** TO BE DONE **
What is the number of lines that include the word "them"? Provide only that figure.

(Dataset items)

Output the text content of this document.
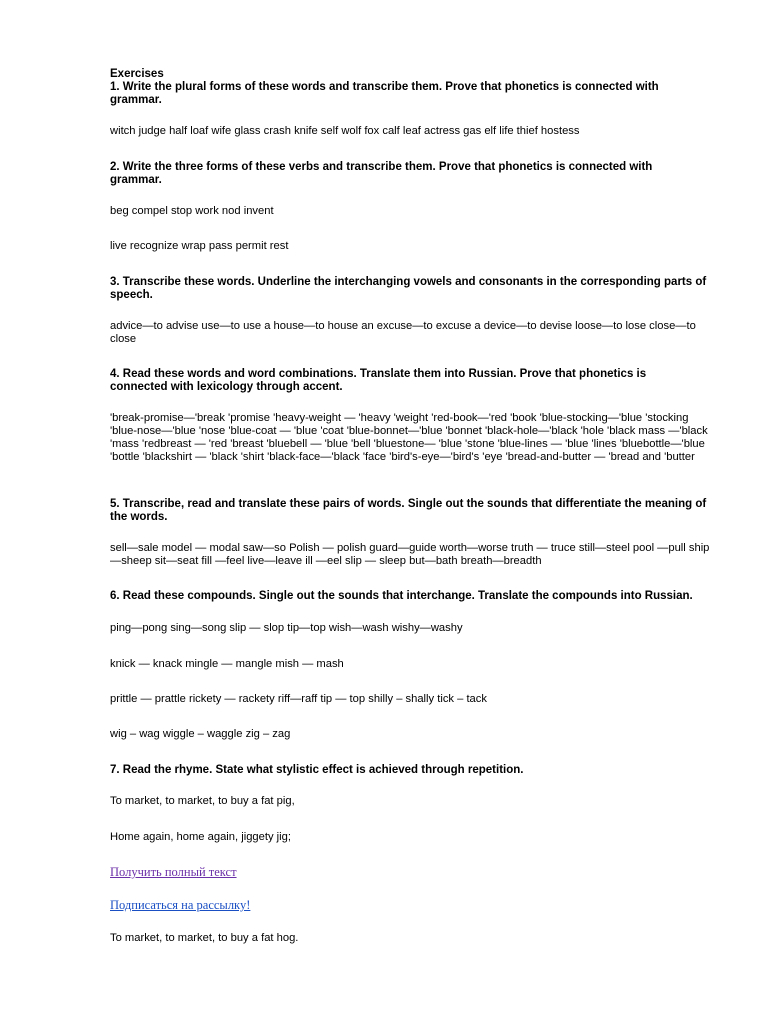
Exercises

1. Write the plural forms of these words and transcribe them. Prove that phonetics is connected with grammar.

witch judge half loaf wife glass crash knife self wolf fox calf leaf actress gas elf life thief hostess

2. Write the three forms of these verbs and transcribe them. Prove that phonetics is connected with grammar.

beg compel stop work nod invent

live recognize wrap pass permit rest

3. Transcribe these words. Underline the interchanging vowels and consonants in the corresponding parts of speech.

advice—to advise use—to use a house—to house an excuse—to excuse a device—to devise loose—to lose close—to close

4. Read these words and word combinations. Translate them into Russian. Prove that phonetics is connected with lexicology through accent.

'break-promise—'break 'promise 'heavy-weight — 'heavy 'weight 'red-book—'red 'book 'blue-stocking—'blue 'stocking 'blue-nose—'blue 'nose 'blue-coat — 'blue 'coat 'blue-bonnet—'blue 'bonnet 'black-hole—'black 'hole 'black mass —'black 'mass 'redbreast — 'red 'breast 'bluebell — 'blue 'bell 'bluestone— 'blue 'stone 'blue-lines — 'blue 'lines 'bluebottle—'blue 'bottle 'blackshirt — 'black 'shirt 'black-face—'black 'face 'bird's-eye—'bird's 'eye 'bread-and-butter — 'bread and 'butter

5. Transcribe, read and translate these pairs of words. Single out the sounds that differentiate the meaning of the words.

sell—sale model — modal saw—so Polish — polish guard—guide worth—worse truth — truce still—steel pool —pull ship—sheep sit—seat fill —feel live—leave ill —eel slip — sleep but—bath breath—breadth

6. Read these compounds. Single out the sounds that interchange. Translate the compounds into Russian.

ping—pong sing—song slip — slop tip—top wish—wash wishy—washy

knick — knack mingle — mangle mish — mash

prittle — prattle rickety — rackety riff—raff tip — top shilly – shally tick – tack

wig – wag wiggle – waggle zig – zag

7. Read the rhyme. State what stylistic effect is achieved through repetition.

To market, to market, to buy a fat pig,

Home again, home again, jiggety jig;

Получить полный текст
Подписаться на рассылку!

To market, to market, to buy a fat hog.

** SOLUTION TO THE EXERCISE **
3